Data records:
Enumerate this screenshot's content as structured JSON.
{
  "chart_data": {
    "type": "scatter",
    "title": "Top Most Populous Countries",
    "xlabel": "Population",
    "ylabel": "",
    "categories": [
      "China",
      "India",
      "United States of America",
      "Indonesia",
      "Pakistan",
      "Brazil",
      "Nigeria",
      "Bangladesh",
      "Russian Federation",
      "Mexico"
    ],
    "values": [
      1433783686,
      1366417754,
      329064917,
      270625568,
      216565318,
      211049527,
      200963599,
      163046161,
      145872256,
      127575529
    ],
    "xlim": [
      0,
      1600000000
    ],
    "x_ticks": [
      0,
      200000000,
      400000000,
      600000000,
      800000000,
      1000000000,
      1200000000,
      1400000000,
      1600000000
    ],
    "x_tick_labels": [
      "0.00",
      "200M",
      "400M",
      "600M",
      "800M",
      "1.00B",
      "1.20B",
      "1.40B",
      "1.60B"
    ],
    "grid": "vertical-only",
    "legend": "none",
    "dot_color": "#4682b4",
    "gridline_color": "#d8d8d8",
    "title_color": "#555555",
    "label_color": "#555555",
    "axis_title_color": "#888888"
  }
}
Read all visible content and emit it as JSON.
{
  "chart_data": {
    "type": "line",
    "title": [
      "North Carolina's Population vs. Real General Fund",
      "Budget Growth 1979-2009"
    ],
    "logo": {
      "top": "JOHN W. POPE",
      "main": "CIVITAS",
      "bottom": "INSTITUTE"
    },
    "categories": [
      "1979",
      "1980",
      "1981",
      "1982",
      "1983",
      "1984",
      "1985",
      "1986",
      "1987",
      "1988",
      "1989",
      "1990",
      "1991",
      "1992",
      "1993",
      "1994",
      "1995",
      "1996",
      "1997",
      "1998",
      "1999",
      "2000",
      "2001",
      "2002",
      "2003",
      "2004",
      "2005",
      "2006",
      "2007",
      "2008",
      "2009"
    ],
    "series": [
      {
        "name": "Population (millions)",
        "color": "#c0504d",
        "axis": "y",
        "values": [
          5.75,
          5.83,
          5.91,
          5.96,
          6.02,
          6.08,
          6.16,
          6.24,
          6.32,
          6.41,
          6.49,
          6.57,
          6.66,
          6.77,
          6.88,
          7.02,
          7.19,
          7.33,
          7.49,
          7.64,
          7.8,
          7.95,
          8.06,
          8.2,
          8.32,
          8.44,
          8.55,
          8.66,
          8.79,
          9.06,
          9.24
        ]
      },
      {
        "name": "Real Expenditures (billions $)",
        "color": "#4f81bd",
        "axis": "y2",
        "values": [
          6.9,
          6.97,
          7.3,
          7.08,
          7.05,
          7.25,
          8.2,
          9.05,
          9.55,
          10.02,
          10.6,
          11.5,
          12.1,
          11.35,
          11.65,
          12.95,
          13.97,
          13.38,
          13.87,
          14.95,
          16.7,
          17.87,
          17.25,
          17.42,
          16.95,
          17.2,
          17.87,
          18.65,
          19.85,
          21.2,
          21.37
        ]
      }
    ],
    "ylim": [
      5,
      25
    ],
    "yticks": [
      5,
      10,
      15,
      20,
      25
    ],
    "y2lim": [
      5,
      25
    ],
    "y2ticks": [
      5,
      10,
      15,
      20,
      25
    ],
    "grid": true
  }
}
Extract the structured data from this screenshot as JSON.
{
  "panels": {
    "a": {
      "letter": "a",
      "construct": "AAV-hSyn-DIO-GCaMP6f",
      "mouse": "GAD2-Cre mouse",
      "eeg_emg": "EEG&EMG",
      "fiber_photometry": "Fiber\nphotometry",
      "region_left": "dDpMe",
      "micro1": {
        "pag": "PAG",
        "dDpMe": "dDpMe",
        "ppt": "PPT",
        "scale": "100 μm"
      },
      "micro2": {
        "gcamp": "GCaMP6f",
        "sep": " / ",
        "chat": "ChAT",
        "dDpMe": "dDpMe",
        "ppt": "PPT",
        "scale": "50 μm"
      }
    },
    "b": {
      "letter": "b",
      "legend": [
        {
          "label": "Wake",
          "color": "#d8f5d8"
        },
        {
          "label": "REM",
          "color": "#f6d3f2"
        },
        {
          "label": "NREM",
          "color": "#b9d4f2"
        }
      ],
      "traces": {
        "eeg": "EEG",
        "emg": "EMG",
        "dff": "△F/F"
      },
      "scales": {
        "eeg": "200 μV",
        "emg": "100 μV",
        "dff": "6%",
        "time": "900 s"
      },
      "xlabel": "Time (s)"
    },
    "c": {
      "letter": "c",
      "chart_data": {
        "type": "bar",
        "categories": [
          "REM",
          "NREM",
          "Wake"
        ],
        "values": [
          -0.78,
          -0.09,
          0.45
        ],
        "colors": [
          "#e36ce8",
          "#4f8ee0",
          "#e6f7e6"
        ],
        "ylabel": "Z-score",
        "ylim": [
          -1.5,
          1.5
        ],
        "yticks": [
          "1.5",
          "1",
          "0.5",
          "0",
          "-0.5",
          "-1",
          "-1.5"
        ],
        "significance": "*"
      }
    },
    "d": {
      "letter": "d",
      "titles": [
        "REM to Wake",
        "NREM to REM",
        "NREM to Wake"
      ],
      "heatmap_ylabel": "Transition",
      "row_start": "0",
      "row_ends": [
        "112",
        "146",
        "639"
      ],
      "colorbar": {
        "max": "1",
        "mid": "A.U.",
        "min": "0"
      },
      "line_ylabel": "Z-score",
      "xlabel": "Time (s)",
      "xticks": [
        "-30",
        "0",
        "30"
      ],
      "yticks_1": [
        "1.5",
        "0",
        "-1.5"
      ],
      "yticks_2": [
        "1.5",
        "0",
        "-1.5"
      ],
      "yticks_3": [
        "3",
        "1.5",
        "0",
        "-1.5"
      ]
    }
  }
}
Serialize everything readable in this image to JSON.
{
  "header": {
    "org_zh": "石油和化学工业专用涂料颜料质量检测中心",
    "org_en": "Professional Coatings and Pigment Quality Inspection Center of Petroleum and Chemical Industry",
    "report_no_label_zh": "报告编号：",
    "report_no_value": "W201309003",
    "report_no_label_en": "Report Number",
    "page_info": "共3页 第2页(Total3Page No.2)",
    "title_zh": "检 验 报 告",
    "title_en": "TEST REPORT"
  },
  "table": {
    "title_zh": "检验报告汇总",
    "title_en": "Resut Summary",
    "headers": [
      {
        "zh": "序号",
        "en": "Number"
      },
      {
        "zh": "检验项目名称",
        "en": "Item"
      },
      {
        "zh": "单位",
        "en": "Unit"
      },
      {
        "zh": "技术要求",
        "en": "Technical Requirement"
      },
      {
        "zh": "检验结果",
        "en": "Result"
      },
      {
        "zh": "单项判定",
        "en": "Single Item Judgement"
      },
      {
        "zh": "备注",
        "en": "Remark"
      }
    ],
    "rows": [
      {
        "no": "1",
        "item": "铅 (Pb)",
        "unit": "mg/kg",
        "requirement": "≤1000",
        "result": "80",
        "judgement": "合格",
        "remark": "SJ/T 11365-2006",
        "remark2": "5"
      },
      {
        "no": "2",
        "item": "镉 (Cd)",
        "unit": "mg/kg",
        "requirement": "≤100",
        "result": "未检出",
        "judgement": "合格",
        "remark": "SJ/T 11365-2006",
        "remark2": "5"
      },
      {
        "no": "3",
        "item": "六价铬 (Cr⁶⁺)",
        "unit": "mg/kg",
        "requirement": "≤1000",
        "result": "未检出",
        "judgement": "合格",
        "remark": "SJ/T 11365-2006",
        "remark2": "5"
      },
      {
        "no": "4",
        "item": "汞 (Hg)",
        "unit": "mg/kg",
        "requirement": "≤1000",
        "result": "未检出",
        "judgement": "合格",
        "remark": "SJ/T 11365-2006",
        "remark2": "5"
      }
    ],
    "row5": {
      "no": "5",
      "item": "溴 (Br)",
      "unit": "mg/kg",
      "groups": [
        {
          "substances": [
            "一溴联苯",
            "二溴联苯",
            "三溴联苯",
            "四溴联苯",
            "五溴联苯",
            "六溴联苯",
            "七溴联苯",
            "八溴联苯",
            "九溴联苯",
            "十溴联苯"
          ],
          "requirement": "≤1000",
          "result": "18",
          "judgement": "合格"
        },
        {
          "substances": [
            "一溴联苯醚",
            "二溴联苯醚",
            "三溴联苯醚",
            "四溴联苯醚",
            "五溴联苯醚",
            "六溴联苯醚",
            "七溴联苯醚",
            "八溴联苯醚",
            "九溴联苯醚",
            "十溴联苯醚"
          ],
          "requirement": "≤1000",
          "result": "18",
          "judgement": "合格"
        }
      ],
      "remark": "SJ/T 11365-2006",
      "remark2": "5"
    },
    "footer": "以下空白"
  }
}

> _Task instructions_: Isolate each line of the listing above that includes "structured". Copy it.

> _The solution_:
Enumerate this screenshot's content as structured JSON.
Extract the structured data from this screenshot as JSON.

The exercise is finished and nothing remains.